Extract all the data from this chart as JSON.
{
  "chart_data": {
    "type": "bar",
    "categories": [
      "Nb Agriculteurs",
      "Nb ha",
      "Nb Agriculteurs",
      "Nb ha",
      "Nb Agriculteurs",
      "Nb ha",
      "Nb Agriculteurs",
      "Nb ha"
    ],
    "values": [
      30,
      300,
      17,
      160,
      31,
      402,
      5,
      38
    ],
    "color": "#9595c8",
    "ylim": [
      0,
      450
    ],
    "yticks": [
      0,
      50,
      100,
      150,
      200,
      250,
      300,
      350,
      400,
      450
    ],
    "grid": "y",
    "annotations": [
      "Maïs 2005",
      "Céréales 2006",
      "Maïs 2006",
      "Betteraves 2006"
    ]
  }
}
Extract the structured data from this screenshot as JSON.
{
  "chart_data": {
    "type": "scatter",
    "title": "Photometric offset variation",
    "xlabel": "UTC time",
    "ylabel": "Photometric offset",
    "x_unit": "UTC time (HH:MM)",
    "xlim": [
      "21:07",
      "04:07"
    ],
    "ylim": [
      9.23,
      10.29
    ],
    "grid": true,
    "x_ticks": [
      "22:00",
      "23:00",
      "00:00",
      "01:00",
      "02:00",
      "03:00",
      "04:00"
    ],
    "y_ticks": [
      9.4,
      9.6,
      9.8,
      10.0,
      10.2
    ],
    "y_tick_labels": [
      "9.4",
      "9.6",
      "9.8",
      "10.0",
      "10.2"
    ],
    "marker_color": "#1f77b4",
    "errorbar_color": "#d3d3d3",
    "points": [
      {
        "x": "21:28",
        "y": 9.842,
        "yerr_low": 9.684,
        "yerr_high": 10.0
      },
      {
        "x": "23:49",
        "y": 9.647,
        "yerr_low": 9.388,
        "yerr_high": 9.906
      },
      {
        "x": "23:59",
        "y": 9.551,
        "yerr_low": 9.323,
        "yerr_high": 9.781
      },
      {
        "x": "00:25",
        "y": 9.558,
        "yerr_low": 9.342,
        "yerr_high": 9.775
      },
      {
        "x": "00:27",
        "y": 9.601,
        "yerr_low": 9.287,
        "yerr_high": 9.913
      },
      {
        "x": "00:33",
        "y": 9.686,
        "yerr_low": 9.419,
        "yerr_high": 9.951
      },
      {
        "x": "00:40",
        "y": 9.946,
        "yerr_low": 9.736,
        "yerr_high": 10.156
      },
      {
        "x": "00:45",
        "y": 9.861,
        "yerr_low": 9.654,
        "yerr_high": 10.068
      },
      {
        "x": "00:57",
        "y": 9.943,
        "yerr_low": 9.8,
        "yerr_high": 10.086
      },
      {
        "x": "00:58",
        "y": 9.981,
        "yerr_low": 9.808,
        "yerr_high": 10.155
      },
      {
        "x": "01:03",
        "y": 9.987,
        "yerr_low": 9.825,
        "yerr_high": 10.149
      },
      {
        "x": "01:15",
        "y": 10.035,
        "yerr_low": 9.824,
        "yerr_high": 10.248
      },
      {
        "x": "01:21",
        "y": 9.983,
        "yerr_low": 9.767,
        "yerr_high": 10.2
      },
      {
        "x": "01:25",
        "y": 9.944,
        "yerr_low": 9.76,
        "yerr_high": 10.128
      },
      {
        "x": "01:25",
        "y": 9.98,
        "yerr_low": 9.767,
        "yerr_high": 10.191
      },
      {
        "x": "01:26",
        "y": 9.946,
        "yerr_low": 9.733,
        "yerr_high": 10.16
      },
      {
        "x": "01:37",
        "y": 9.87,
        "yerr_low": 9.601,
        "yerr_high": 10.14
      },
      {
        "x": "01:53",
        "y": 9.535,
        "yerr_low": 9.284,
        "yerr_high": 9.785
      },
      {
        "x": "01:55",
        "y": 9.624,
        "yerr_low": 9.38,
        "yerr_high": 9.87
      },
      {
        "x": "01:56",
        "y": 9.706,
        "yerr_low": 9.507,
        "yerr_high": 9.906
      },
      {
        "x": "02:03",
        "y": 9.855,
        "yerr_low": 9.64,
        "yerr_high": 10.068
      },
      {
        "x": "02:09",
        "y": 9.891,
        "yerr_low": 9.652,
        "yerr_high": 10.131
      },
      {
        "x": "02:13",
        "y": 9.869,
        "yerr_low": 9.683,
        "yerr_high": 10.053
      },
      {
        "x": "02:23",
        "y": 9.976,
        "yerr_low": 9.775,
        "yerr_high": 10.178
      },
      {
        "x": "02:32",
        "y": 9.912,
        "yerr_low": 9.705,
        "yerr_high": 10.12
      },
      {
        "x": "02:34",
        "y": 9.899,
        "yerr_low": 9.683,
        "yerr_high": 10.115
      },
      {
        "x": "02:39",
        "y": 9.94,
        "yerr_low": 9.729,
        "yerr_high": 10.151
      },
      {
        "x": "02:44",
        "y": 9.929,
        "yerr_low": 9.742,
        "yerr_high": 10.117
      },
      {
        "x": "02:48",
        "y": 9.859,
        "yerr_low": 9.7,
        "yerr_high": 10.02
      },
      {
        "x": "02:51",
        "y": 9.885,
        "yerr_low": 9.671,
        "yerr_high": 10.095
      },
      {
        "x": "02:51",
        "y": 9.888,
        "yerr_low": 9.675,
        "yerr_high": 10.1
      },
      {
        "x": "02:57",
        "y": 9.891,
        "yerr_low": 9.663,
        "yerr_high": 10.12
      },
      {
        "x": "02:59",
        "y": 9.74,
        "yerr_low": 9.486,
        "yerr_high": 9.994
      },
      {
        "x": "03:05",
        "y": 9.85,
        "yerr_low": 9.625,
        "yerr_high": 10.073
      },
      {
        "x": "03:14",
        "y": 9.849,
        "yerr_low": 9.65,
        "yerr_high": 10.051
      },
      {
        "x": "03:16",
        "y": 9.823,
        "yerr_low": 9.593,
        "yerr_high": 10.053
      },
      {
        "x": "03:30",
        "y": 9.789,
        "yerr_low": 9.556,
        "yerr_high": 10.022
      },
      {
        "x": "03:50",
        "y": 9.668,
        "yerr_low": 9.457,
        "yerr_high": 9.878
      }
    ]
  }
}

• [GOAL] Pick out and copy the lines of the material that include the word "offset".

• [TASK SOLUTION]
    "title": "Photometric offset variation",
    "ylabel": "Photometric offset",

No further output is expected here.